◆ **Data listing**
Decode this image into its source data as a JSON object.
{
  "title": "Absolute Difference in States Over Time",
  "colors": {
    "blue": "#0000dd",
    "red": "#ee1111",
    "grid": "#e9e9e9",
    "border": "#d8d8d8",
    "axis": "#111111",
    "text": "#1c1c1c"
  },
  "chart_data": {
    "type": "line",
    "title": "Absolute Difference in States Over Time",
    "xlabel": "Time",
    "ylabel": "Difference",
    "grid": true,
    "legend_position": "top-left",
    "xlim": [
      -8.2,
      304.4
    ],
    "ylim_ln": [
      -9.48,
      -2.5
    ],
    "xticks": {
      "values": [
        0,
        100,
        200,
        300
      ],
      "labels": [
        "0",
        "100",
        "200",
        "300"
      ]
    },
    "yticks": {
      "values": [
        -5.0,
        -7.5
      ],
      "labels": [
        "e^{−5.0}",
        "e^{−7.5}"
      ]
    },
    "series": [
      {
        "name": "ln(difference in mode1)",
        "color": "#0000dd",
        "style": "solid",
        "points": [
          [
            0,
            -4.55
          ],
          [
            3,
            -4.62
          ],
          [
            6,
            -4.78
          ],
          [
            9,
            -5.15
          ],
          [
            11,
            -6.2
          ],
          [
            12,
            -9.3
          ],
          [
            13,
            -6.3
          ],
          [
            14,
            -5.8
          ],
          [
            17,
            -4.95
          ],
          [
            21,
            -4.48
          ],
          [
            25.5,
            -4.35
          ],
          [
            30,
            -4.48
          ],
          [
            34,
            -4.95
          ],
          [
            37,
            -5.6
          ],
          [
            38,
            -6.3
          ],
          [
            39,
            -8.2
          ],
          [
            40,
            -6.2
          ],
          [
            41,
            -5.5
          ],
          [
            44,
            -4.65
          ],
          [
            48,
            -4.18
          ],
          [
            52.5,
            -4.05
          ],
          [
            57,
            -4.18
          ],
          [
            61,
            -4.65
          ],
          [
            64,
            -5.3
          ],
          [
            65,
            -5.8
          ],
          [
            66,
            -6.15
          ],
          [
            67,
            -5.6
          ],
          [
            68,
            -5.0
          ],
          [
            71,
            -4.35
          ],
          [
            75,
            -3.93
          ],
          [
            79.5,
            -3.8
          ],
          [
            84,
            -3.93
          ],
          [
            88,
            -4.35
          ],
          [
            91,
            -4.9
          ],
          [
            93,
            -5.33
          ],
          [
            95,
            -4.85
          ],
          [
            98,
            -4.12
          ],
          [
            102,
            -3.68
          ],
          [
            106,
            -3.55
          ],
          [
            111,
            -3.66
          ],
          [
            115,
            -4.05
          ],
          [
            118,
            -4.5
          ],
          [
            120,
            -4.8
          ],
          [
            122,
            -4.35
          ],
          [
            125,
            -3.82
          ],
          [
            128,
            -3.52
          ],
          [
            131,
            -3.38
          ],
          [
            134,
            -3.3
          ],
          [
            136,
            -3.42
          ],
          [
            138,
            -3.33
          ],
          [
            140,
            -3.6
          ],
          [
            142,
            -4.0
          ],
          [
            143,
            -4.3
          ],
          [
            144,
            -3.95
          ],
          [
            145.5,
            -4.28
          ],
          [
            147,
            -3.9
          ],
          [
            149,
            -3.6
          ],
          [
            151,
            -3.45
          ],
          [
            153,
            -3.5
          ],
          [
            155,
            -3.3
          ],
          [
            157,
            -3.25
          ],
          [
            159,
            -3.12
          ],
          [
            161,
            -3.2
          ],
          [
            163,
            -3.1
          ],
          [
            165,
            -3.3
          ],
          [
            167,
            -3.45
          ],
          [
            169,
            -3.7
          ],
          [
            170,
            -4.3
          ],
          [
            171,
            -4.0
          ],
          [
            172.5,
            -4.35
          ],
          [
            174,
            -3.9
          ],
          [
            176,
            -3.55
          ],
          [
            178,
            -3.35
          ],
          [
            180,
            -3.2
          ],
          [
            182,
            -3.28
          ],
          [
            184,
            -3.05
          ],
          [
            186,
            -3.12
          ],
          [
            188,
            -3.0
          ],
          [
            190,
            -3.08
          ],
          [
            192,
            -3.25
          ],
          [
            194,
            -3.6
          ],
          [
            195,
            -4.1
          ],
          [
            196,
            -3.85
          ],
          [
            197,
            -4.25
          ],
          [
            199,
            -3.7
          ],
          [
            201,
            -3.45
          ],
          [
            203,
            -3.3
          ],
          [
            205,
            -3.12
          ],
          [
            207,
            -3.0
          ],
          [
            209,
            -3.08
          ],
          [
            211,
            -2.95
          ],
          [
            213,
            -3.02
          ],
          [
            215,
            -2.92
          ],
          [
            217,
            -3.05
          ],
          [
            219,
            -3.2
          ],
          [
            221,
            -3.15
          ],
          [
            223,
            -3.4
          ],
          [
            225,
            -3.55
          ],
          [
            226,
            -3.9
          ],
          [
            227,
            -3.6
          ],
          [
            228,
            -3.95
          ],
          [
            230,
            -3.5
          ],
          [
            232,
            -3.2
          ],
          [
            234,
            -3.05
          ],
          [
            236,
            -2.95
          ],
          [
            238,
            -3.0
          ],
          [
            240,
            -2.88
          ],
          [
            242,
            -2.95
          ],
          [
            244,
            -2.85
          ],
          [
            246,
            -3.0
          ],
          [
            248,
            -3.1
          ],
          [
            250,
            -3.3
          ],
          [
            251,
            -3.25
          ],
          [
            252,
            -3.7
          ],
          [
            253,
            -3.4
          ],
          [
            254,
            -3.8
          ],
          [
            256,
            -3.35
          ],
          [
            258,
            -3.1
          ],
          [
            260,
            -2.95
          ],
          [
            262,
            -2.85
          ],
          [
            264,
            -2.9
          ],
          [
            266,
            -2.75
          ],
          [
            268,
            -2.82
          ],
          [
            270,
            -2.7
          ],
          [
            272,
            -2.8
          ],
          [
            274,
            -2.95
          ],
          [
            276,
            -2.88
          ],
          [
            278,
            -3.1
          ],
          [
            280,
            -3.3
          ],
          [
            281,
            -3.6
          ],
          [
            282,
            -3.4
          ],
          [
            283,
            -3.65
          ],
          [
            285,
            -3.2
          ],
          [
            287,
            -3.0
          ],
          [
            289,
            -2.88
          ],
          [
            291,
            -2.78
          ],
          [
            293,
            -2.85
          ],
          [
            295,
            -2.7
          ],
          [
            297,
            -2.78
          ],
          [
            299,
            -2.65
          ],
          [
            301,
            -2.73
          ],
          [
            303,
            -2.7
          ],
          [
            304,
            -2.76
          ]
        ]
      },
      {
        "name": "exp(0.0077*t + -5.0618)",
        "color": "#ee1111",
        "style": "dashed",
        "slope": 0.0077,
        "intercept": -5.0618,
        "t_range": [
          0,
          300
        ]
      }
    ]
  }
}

◆ **Exercise prompt**
Write out the material exactly as given.

◆ **Completed task**
Decode this image into its source data as a JSON object.
{
  "title": "Absolute Difference in States Over Time",
  "colors": {
    "blue": "#0000dd",
    "red": "#ee1111",
    "grid": "#e9e9e9",
    "border": "#d8d8d8",
    "axis": "#111111",
    "text": "#1c1c1c"
  },
  "chart_data": {
    "type": "line",
    "title": "Absolute Difference in States Over Time",
    "xlabel": "Time",
    "ylabel": "Difference",
    "grid": true,
    "legend_position": "top-left",
    "xlim": [
      -8.2,
      304.4
    ],
    "ylim_ln": [
      -9.48,
      -2.5
    ],
    "xticks": {
      "values": [
        0,
        100,
        200,
        300
      ],
      "labels": [
        "0",
        "100",
        "200",
        "300"
      ]
    },
    "yticks": {
      "values": [
        -5.0,
        -7.5
      ],
      "labels": [
        "e^{−5.0}",
        "e^{−7.5}"
      ]
    },
    "series": [
      {
        "name": "ln(difference in mode1)",
        "color": "#0000dd",
        "style": "solid",
        "points": [
          [
            0,
            -4.55
          ],
          [
            3,
            -4.62
          ],
          [
            6,
            -4.78
          ],
          [
            9,
            -5.15
          ],
          [
            11,
            -6.2
          ],
          [
            12,
            -9.3
          ],
          [
            13,
            -6.3
          ],
          [
            14,
            -5.8
          ],
          [
            17,
            -4.95
          ],
          [
            21,
            -4.48
          ],
          [
            25.5,
            -4.35
          ],
          [
            30,
            -4.48
          ],
          [
            34,
            -4.95
          ],
          [
            37,
            -5.6
          ],
          [
            38,
            -6.3
          ],
          [
            39,
            -8.2
          ],
          [
            40,
            -6.2
          ],
          [
            41,
            -5.5
          ],
          [
            44,
            -4.65
          ],
          [
            48,
            -4.18
          ],
          [
            52.5,
            -4.05
          ],
          [
            57,
            -4.18
          ],
          [
            61,
            -4.65
          ],
          [
            64,
            -5.3
          ],
          [
            65,
            -5.8
          ],
          [
            66,
            -6.15
          ],
          [
            67,
            -5.6
          ],
          [
            68,
            -5.0
          ],
          [
            71,
            -4.35
          ],
          [
            75,
            -3.93
          ],
          [
            79.5,
            -3.8
          ],
          [
            84,
            -3.93
          ],
          [
            88,
            -4.35
          ],
          [
            91,
            -4.9
          ],
          [
            93,
            -5.33
          ],
          [
            95,
            -4.85
          ],
          [
            98,
            -4.12
          ],
          [
            102,
            -3.68
          ],
          [
            106,
            -3.55
          ],
          [
            111,
            -3.66
          ],
          [
            115,
            -4.05
          ],
          [
            118,
            -4.5
          ],
          [
            120,
            -4.8
          ],
          [
            122,
            -4.35
          ],
          [
            125,
            -3.82
          ],
          [
            128,
            -3.52
          ],
          [
            131,
            -3.38
          ],
          [
            134,
            -3.3
          ],
          [
            136,
            -3.42
          ],
          [
            138,
            -3.33
          ],
          [
            140,
            -3.6
          ],
          [
            142,
            -4.0
          ],
          [
            143,
            -4.3
          ],
          [
            144,
            -3.95
          ],
          [
            145.5,
            -4.28
          ],
          [
            147,
            -3.9
          ],
          [
            149,
            -3.6
          ],
          [
            151,
            -3.45
          ],
          [
            153,
            -3.5
          ],
          [
            155,
            -3.3
          ],
          [
            157,
            -3.25
          ],
          [
            159,
            -3.12
          ],
          [
            161,
            -3.2
          ],
          [
            163,
            -3.1
          ],
          [
            165,
            -3.3
          ],
          [
            167,
            -3.45
          ],
          [
            169,
            -3.7
          ],
          [
            170,
            -4.3
          ],
          [
            171,
            -4.0
          ],
          [
            172.5,
            -4.35
          ],
          [
            174,
            -3.9
          ],
          [
            176,
            -3.55
          ],
          [
            178,
            -3.35
          ],
          [
            180,
            -3.2
          ],
          [
            182,
            -3.28
          ],
          [
            184,
            -3.05
          ],
          [
            186,
            -3.12
          ],
          [
            188,
            -3.0
          ],
          [
            190,
            -3.08
          ],
          [
            192,
            -3.25
          ],
          [
            194,
            -3.6
          ],
          [
            195,
            -4.1
          ],
          [
            196,
            -3.85
          ],
          [
            197,
            -4.25
          ],
          [
            199,
            -3.7
          ],
          [
            201,
            -3.45
          ],
          [
            203,
            -3.3
          ],
          [
            205,
            -3.12
          ],
          [
            207,
            -3.0
          ],
          [
            209,
            -3.08
          ],
          [
            211,
            -2.95
          ],
          [
            213,
            -3.02
          ],
          [
            215,
            -2.92
          ],
          [
            217,
            -3.05
          ],
          [
            219,
            -3.2
          ],
          [
            221,
            -3.15
          ],
          [
            223,
            -3.4
          ],
          [
            225,
            -3.55
          ],
          [
            226,
            -3.9
          ],
          [
            227,
            -3.6
          ],
          [
            228,
            -3.95
          ],
          [
            230,
            -3.5
          ],
          [
            232,
            -3.2
          ],
          [
            234,
            -3.05
          ],
          [
            236,
            -2.95
          ],
          [
            238,
            -3.0
          ],
          [
            240,
            -2.88
          ],
          [
            242,
            -2.95
          ],
          [
            244,
            -2.85
          ],
          [
            246,
            -3.0
          ],
          [
            248,
            -3.1
          ],
          [
            250,
            -3.3
          ],
          [
            251,
            -3.25
          ],
          [
            252,
            -3.7
          ],
          [
            253,
            -3.4
          ],
          [
            254,
            -3.8
          ],
          [
            256,
            -3.35
          ],
          [
            258,
            -3.1
          ],
          [
            260,
            -2.95
          ],
          [
            262,
            -2.85
          ],
          [
            264,
            -2.9
          ],
          [
            266,
            -2.75
          ],
          [
            268,
            -2.82
          ],
          [
            270,
            -2.7
          ],
          [
            272,
            -2.8
          ],
          [
            274,
            -2.95
          ],
          [
            276,
            -2.88
          ],
          [
            278,
            -3.1
          ],
          [
            280,
            -3.3
          ],
          [
            281,
            -3.6
          ],
          [
            282,
            -3.4
          ],
          [
            283,
            -3.65
          ],
          [
            285,
            -3.2
          ],
          [
            287,
            -3.0
          ],
          [
            289,
            -2.88
          ],
          [
            291,
            -2.78
          ],
          [
            293,
            -2.85
          ],
          [
            295,
            -2.7
          ],
          [
            297,
            -2.78
          ],
          [
            299,
            -2.65
          ],
          [
            301,
            -2.73
          ],
          [
            303,
            -2.7
          ],
          [
            304,
            -2.76
          ]
        ]
      },
      {
        "name": "exp(0.0077*t + -5.0618)",
        "color": "#ee1111",
        "style": "dashed",
        "slope": 0.0077,
        "intercept": -5.0618,
        "t_range": [
          0,
          300
        ]
      }
    ]
  }
}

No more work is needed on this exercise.